[begin Records to process]

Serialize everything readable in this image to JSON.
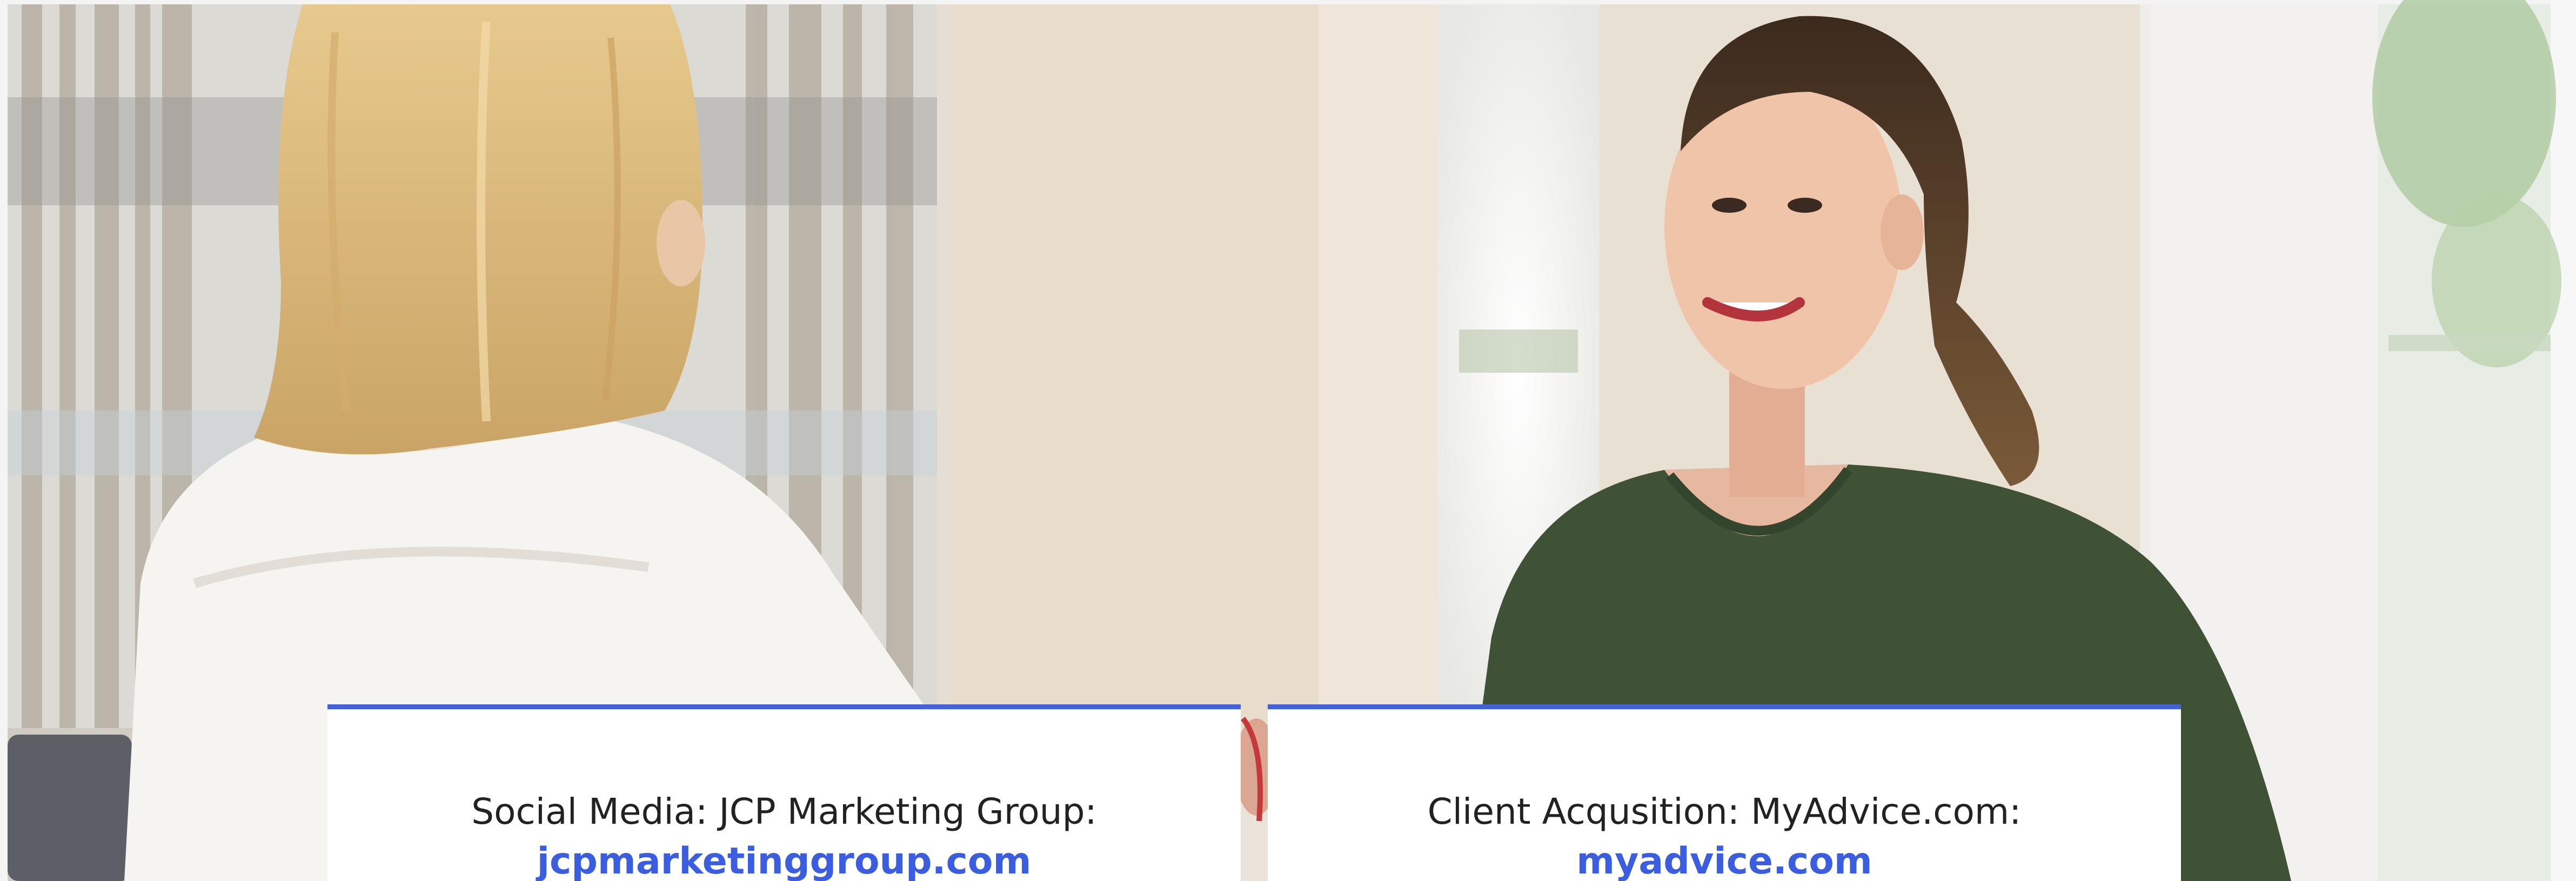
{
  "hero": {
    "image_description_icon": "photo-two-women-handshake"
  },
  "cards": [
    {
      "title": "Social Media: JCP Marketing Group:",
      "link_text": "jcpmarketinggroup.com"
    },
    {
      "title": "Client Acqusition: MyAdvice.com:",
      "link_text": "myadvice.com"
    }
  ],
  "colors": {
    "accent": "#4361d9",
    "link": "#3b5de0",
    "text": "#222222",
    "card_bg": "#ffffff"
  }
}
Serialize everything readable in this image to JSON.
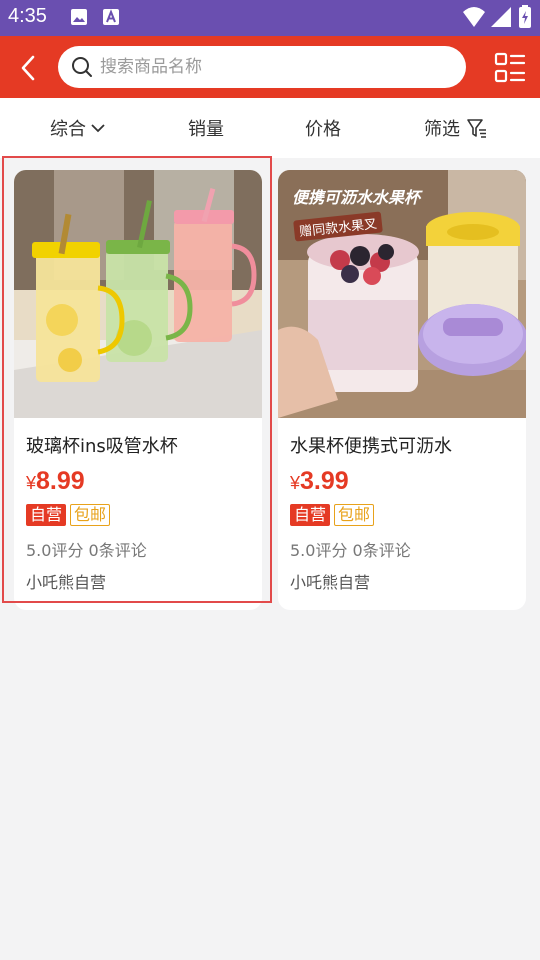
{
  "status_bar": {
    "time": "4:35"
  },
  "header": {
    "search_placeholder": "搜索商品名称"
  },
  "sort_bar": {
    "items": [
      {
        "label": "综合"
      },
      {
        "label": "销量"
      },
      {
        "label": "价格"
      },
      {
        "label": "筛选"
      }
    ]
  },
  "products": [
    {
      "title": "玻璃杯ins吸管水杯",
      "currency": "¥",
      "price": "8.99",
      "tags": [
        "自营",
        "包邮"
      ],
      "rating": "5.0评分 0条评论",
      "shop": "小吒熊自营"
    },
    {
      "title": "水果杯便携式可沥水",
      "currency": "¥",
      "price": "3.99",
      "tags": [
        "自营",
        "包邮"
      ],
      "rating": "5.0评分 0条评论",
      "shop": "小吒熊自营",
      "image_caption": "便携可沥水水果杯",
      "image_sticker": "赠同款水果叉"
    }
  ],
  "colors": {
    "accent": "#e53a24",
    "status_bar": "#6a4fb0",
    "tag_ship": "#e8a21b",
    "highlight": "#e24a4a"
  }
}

[end Records to process]
[begin Records to process]

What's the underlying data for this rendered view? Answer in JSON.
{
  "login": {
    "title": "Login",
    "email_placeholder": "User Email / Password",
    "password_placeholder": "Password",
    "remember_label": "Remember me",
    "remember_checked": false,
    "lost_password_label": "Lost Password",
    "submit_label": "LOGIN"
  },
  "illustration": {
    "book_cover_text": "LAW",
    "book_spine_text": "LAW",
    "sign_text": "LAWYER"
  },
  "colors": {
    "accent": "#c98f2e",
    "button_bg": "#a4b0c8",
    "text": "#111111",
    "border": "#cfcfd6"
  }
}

[end Records to process]

[Task description]
Pick every line with "accent" in it and copy it.

[Exercise answer]
    "accent": "#4361d9",
    "accent": "#e53a24",
    "accent": "#c98f2e",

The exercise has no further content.